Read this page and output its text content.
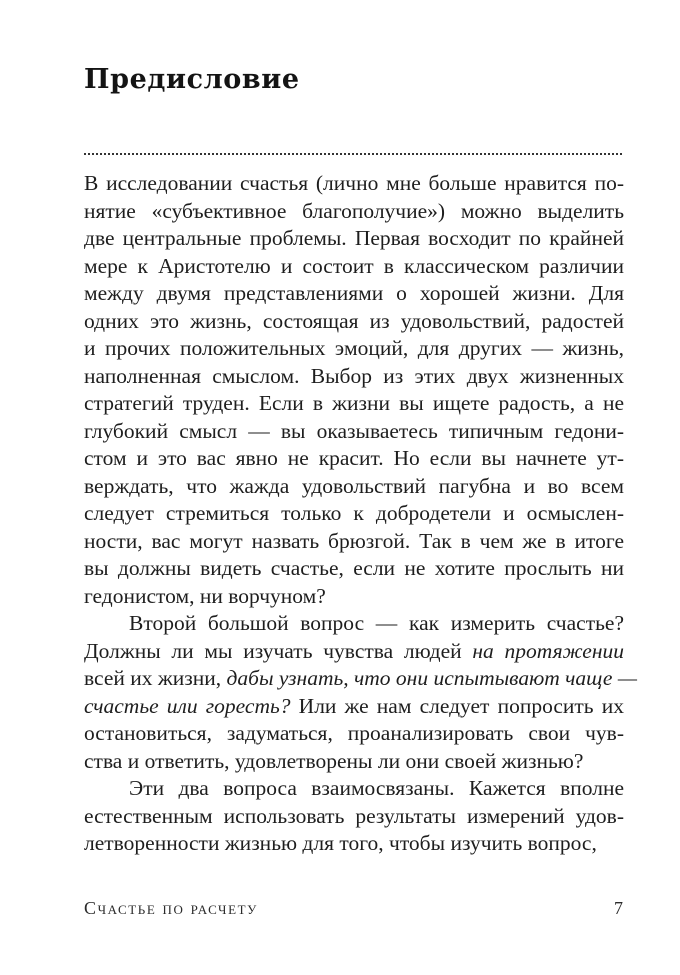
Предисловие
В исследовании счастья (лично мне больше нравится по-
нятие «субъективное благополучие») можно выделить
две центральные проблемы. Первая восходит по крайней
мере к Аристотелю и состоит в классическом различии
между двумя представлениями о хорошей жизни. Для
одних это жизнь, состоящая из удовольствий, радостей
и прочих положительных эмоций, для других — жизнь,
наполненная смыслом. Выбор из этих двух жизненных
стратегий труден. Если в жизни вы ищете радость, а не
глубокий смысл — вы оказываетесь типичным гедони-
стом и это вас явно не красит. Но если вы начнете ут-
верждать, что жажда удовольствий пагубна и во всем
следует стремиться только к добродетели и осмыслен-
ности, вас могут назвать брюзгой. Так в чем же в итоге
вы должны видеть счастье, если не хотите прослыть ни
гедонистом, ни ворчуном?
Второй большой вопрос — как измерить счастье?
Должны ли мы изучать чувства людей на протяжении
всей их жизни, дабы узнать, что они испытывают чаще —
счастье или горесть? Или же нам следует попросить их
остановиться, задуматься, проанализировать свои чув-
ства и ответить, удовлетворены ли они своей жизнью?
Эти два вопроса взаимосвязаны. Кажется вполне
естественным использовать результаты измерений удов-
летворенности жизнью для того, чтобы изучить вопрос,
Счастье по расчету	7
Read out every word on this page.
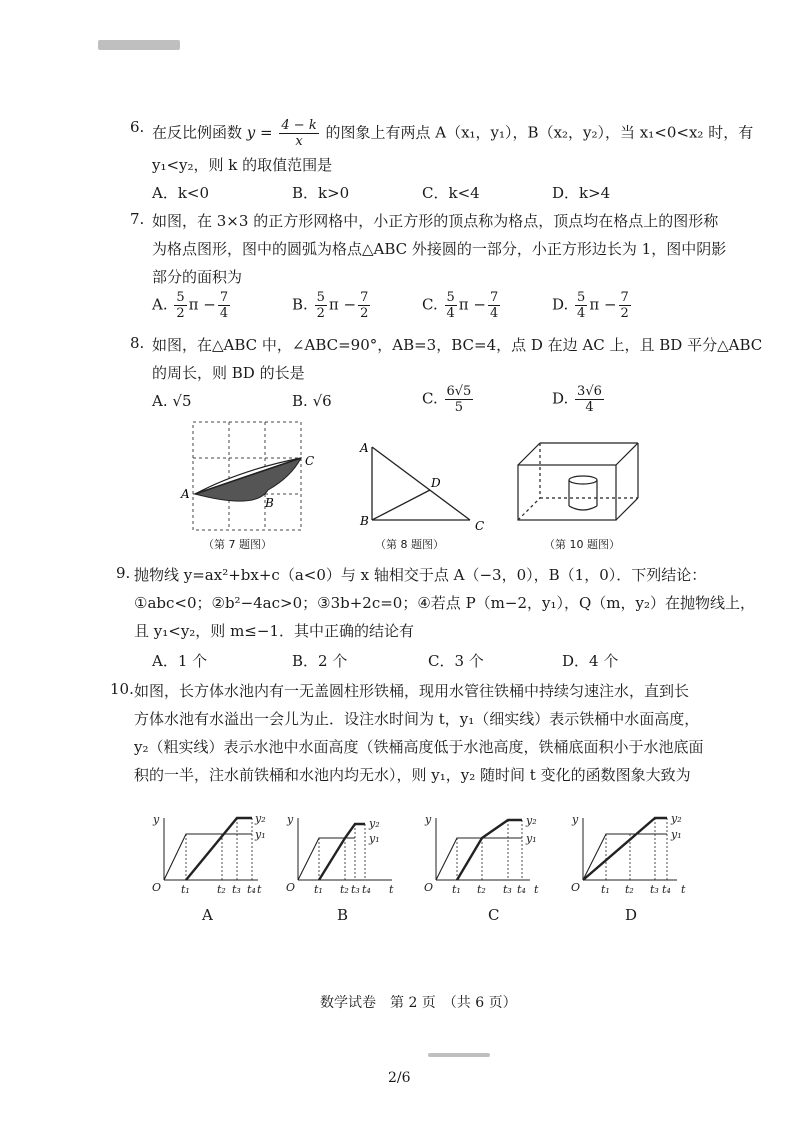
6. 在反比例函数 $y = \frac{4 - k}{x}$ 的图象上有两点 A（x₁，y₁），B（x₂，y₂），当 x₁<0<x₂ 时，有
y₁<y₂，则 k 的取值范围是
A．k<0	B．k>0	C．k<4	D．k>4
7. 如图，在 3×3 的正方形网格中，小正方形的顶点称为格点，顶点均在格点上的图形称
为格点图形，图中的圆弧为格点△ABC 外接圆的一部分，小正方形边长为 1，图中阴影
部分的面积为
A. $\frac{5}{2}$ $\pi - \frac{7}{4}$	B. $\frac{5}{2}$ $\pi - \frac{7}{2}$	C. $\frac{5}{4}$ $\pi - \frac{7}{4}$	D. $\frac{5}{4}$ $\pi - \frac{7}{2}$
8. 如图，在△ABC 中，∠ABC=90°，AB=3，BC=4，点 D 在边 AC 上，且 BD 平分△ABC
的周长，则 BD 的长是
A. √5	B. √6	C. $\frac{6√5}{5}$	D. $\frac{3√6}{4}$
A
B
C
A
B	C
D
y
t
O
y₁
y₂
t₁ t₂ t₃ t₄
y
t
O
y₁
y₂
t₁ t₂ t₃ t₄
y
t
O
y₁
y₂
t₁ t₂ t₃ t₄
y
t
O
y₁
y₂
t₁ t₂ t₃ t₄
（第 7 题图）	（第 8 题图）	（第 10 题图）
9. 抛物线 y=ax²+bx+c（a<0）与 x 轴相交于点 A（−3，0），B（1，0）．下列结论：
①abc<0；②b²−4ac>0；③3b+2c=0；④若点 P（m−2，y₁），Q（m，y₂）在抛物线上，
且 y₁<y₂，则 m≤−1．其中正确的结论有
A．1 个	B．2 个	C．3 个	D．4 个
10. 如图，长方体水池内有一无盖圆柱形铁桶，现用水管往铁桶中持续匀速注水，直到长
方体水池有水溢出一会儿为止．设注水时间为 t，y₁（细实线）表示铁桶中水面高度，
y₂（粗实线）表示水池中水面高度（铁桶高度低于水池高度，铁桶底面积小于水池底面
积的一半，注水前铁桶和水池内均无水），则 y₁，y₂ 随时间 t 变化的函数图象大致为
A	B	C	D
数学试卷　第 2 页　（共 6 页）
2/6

#####

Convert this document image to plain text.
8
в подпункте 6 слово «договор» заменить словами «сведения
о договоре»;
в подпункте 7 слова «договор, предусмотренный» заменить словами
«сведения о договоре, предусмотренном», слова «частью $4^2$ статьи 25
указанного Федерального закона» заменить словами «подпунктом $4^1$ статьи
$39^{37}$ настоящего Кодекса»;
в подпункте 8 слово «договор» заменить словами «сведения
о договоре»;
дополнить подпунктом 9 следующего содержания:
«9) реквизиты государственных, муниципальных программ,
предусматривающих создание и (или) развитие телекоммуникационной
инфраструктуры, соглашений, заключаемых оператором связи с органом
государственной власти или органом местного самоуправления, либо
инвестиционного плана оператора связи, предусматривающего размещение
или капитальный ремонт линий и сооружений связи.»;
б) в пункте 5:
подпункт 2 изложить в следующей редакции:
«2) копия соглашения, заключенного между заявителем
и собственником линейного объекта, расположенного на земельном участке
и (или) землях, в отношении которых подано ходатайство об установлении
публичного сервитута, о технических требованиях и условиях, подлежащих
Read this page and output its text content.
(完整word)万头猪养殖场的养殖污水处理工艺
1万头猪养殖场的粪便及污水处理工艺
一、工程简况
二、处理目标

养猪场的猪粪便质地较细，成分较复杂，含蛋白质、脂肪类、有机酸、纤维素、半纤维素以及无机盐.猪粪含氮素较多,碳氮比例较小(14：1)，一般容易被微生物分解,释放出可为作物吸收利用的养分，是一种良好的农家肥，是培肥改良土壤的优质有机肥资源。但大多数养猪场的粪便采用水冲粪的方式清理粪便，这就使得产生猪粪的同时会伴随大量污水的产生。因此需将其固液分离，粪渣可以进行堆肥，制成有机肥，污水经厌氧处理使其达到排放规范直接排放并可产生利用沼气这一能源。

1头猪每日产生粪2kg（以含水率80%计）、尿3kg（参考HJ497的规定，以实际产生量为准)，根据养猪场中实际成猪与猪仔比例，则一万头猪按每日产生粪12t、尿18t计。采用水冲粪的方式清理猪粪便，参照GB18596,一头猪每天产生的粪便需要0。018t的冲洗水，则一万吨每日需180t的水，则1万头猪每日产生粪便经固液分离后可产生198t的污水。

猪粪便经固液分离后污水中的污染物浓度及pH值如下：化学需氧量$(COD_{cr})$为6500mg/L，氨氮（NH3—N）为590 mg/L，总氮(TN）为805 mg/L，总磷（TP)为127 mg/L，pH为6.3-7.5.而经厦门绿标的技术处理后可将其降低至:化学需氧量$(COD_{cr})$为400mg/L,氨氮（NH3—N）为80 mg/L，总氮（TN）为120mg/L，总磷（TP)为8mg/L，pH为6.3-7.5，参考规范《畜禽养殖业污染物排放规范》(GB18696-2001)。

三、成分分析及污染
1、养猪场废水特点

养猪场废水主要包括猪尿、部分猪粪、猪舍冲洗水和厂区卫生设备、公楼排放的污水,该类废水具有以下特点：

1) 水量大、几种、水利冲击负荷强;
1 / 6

#####

Given problem: Search the entries for the word "frac", then list each line that holds it.

Task response:
6. 在反比例函数 $y = \frac{4 - k}{x}$ 的图象上有两点 A（x₁，y₁），B（x₂，y₂），当 x₁<0<x₂ 时，有
A. $\frac{5}{2}$ $\pi - \frac{7}{4}$	B. $\frac{5}{2}$ $\pi - \frac{7}{2}$	C. $\frac{5}{4}$ $\pi - \frac{7}{4}$	D. $\frac{5}{4}$ $\pi - \frac{7}{2}$
A. √5	B. √6	C. $\frac{6√5}{5}$	D. $\frac{3√6}{4}$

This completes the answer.